REQUIRED TASK: Show only lines that include "Datatilsynet".

>> start EXERCISE INPUT

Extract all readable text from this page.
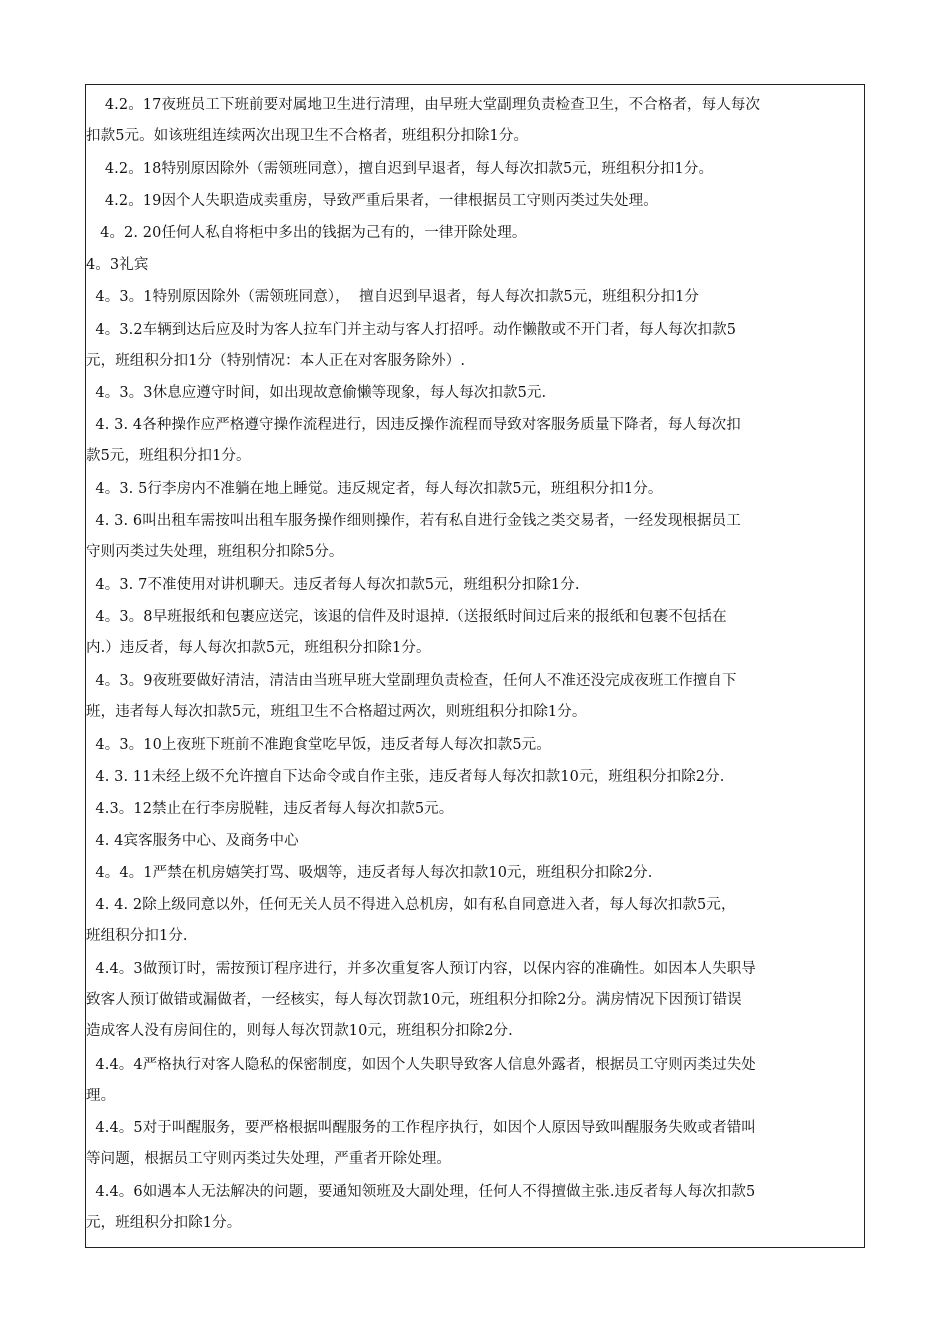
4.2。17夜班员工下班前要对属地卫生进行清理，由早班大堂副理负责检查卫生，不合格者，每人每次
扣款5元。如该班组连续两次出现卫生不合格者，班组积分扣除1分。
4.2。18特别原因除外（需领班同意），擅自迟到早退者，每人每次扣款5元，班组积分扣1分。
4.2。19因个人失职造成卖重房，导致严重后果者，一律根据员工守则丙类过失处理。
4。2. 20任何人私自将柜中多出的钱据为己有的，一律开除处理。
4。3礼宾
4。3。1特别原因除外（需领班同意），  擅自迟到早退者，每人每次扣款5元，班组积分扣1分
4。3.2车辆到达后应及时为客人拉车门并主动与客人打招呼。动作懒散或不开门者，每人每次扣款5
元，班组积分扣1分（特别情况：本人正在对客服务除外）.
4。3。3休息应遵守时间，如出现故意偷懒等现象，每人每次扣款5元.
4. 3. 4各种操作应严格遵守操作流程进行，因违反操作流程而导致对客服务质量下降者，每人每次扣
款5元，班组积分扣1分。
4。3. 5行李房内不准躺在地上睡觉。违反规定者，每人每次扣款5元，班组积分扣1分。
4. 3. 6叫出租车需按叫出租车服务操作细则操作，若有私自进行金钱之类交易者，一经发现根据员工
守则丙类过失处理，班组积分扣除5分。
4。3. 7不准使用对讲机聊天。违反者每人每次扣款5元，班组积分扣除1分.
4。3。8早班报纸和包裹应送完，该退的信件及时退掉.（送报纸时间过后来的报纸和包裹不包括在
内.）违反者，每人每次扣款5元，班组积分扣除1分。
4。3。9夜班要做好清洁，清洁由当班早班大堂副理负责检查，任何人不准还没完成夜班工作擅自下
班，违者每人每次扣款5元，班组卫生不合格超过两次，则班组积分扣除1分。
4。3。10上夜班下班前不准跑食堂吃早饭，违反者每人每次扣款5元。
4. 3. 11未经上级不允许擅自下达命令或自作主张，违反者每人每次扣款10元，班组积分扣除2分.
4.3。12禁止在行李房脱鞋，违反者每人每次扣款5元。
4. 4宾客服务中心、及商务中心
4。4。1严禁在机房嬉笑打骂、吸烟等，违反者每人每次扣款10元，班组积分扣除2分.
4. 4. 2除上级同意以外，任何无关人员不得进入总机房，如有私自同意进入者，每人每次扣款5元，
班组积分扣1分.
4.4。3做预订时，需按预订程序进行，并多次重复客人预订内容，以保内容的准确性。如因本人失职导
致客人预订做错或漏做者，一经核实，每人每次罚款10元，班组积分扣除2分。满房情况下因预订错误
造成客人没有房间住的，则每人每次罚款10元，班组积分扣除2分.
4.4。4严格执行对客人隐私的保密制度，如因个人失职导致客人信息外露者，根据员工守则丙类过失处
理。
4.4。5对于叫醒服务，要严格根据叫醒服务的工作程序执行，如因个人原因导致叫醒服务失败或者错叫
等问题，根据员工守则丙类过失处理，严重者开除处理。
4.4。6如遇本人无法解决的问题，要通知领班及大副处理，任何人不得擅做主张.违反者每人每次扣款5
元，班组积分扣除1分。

>> end EXERCISE INPUT
>> start EXERCISE INPUT

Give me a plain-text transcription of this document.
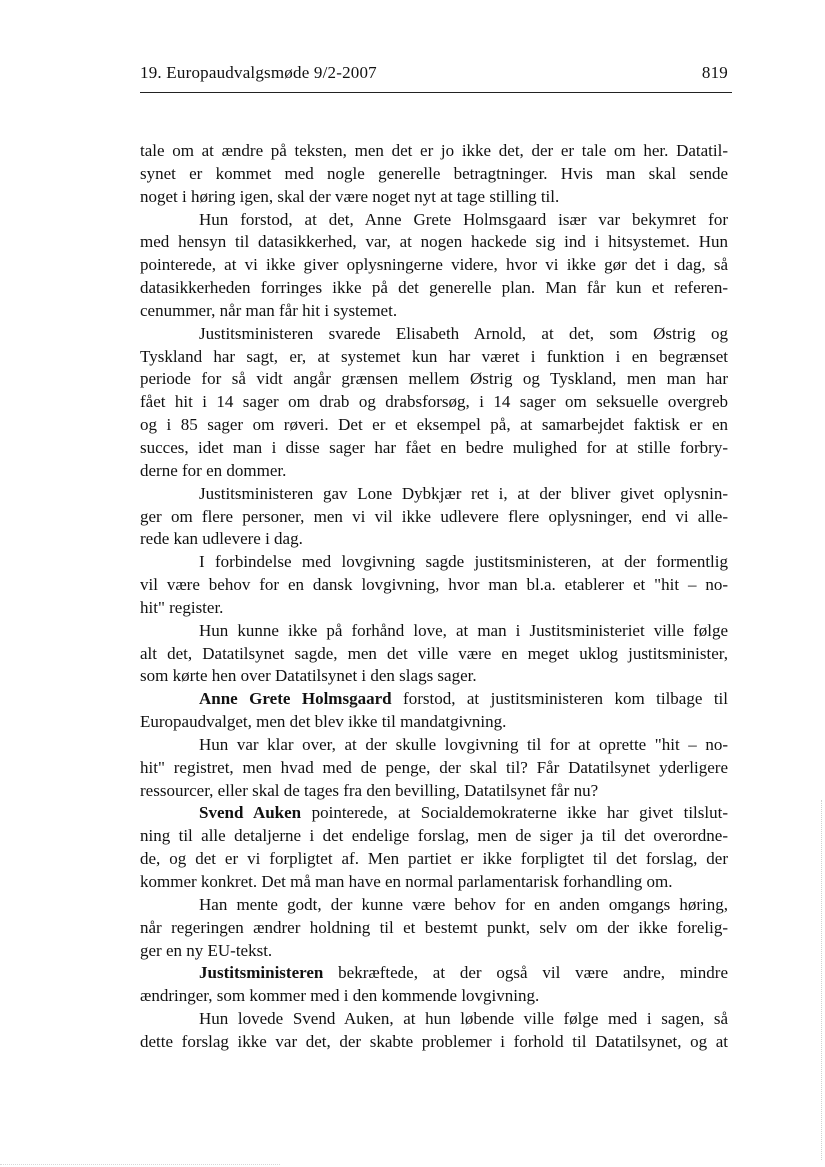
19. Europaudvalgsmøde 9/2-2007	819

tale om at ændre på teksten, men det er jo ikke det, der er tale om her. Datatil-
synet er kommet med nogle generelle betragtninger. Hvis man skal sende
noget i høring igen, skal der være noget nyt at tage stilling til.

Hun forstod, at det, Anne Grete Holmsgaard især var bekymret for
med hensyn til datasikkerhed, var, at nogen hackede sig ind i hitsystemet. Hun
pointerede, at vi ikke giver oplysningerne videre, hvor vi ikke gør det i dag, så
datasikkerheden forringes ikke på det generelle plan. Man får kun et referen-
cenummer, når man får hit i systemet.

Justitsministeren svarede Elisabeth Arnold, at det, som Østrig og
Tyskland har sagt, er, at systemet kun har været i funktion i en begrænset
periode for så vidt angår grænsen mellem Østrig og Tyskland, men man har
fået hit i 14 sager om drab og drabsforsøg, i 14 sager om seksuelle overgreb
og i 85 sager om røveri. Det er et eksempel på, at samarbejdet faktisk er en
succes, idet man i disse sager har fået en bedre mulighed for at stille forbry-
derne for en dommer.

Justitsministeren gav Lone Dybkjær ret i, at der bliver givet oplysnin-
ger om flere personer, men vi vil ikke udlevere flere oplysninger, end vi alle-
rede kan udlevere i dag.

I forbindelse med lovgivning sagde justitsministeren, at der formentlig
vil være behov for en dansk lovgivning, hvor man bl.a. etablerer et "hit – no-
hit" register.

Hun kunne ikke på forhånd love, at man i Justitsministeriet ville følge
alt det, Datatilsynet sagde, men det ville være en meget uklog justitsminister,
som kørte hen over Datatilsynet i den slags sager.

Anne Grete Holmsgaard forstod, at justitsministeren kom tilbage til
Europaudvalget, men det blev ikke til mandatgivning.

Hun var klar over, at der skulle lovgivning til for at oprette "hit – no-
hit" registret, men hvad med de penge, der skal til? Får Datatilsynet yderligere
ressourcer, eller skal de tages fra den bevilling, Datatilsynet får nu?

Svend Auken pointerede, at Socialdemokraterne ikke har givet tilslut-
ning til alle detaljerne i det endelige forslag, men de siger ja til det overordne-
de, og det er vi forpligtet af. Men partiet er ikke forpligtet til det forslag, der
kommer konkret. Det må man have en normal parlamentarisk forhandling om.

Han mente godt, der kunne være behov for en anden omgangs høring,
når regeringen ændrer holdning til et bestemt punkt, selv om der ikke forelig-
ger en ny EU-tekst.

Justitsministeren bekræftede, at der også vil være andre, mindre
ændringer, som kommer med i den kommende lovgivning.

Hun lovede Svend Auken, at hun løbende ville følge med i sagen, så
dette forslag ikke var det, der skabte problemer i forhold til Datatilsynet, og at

>> end EXERCISE INPUT
>> start EXERCISE INPUT

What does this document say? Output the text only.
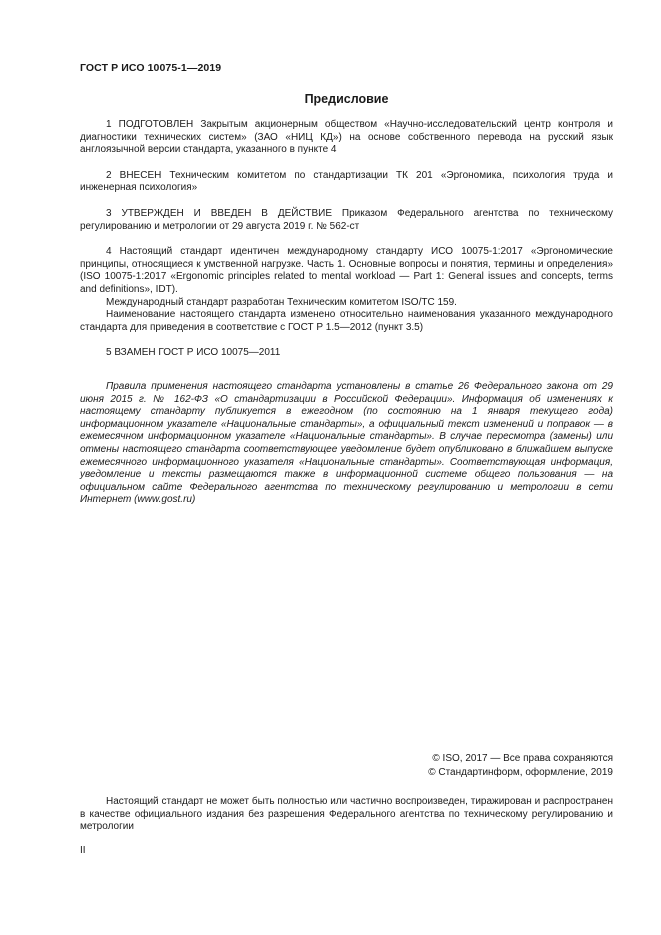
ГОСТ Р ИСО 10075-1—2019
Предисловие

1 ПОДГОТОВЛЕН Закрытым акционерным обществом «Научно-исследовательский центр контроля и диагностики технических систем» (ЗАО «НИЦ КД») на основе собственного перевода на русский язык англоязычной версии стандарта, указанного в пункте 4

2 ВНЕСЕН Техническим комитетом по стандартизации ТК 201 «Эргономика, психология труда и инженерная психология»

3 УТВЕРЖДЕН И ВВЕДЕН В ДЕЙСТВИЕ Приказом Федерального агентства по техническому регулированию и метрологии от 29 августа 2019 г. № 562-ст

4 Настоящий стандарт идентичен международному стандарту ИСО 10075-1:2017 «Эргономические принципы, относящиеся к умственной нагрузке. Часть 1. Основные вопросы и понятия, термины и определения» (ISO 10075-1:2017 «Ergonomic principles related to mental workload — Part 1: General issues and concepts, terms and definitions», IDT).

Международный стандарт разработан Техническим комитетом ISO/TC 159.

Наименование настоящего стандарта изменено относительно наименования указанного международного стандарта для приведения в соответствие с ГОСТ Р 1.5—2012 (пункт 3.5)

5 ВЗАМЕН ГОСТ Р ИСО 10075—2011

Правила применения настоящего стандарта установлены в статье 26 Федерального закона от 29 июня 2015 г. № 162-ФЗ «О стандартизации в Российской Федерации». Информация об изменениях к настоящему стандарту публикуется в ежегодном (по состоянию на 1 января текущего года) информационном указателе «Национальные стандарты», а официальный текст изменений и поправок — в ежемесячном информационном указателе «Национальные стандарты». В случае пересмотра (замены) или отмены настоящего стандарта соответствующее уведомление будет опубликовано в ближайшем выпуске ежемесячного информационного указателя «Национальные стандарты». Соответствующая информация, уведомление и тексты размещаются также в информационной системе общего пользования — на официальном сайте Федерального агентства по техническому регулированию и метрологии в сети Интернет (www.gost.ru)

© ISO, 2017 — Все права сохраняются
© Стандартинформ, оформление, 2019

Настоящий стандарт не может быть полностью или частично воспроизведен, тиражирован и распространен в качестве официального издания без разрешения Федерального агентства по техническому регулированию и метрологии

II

>> end EXERCISE INPUT

RESULT OF THIS TASK:
alt det, Datatilsynet sagde, men det ville være en meget uklog justitsminister,
som kørte hen over Datatilsynet i den slags sager.
hit" registret, men hvad med de penge, der skal til? Får Datatilsynet yderligere
ressourcer, eller skal de tages fra den bevilling, Datatilsynet får nu?
dette forslag ikke var det, der skabte problemer i forhold til Datatilsynet, og at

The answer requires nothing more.